• Work to complete
From the entries below, gather every line containing the string "marker".

• Information given
-.-.-

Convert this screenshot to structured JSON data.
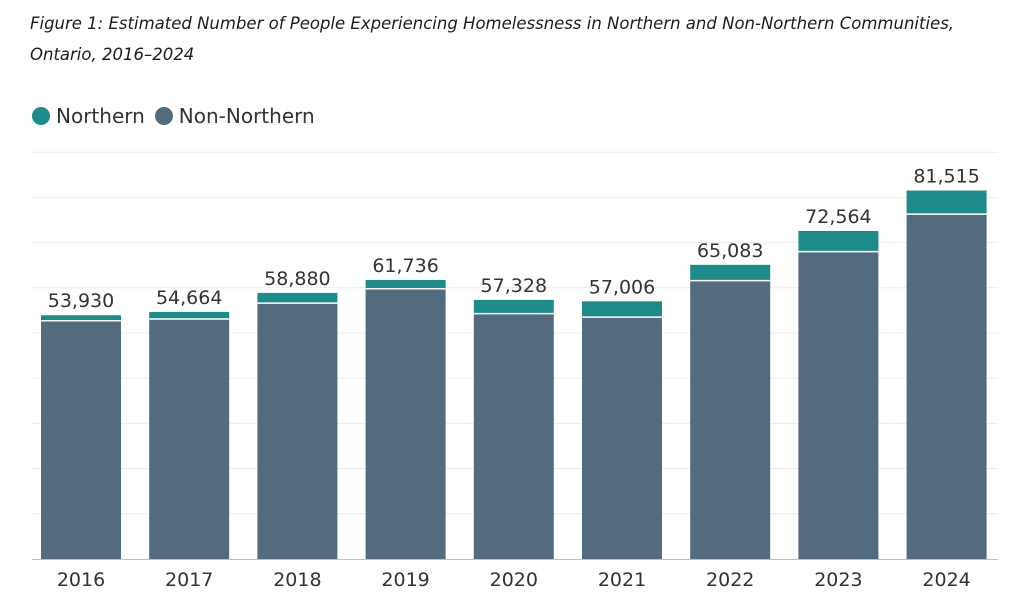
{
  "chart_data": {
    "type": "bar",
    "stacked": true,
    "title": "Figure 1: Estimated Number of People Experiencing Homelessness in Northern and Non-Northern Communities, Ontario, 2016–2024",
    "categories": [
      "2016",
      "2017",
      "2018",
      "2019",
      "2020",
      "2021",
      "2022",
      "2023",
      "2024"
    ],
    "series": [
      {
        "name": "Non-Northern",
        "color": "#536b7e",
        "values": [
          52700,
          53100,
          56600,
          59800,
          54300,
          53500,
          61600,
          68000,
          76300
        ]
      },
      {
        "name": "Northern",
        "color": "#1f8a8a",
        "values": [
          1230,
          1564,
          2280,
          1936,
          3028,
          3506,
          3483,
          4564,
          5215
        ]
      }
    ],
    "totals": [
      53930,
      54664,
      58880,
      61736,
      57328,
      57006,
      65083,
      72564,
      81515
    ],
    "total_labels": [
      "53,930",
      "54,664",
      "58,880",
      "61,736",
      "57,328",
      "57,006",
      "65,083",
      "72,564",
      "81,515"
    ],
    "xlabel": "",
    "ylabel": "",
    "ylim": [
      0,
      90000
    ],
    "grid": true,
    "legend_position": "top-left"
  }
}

-.-.-

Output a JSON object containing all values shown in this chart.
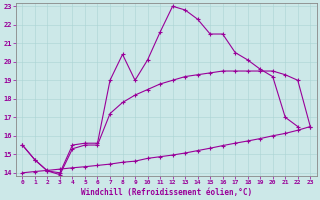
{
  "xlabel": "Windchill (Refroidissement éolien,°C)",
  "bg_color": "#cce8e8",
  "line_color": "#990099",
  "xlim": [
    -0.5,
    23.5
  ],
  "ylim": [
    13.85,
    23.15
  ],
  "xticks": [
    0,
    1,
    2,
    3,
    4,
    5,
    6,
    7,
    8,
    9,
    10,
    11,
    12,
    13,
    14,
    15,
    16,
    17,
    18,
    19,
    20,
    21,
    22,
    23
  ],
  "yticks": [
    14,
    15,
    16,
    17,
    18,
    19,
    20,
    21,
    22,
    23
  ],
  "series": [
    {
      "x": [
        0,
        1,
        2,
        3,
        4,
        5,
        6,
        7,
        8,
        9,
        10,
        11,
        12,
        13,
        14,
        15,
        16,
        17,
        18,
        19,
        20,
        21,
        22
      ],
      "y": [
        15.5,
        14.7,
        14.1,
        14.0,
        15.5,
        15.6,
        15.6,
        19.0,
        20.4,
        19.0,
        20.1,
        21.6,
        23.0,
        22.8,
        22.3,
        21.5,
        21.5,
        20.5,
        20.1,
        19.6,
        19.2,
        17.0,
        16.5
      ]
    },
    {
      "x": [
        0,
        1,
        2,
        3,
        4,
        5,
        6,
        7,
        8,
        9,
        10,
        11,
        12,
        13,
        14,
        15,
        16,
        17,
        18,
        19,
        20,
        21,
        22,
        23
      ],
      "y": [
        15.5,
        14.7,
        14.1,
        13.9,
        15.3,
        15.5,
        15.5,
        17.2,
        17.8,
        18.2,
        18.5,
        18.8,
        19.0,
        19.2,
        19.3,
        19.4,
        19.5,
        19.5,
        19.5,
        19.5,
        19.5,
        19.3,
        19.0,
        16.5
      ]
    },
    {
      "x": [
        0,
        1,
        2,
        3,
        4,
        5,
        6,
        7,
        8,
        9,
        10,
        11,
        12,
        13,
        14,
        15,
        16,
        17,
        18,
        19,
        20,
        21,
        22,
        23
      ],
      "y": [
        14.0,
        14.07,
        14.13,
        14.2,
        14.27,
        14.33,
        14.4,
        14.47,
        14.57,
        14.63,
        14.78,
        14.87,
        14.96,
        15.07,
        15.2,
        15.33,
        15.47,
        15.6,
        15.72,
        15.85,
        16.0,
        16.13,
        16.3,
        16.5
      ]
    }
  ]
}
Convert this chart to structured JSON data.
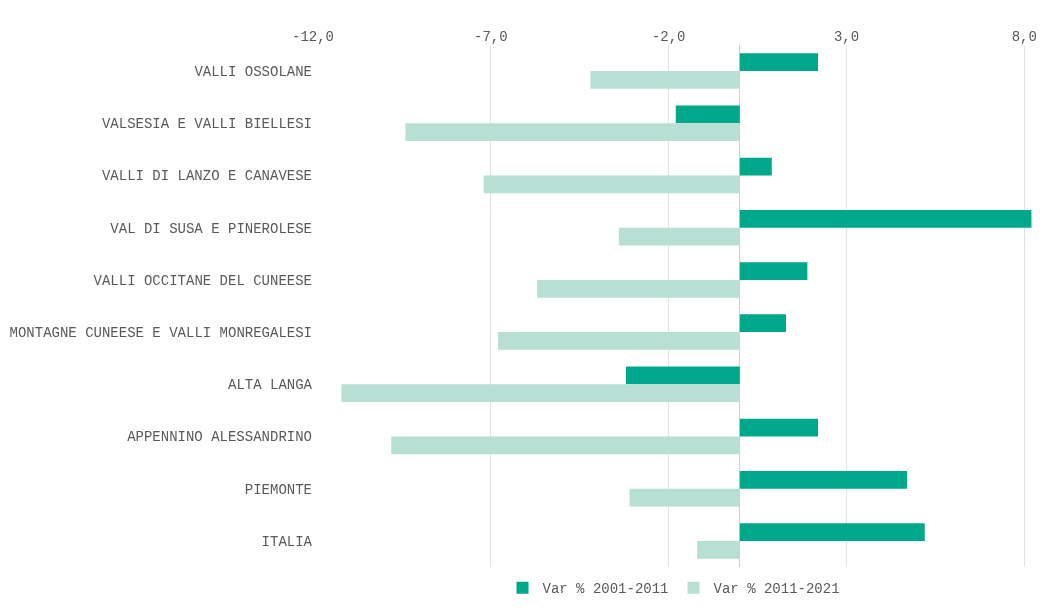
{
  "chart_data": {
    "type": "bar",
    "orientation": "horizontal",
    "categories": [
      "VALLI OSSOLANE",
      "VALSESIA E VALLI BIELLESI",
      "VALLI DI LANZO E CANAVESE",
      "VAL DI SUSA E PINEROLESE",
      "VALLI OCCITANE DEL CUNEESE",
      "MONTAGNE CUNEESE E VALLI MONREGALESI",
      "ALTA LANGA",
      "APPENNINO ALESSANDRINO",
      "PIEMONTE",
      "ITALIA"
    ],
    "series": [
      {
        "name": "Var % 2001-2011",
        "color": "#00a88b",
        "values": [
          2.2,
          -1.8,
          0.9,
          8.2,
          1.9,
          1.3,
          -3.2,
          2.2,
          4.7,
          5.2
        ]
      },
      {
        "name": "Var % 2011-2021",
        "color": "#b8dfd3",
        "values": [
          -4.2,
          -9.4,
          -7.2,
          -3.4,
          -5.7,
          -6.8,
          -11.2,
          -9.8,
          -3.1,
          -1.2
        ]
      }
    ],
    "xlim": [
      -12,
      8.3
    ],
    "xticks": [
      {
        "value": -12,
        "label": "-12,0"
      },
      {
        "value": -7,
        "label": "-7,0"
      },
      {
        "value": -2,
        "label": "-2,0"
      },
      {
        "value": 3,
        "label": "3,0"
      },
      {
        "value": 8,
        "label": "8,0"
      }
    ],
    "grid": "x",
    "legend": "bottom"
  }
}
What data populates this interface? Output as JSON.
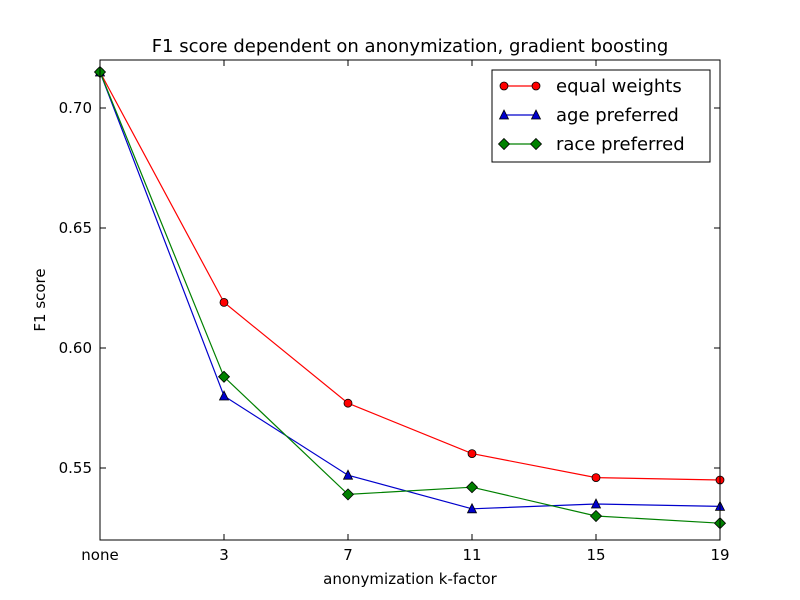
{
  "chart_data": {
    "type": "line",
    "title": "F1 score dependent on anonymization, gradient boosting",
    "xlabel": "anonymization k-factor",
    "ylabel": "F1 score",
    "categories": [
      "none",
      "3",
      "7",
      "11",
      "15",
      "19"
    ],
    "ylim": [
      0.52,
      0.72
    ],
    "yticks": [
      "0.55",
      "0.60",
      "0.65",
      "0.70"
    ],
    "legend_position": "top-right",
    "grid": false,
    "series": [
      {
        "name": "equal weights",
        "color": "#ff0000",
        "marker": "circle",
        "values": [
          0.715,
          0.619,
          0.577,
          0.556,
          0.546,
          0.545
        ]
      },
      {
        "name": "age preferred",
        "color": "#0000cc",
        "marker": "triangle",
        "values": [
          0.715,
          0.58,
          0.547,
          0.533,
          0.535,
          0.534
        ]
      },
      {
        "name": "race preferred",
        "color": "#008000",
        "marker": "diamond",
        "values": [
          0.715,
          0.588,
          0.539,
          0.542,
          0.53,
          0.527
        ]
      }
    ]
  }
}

-.-.-

• Worked solution
        "marker": "circle",
        "marker": "triangle",
        "marker": "diamond",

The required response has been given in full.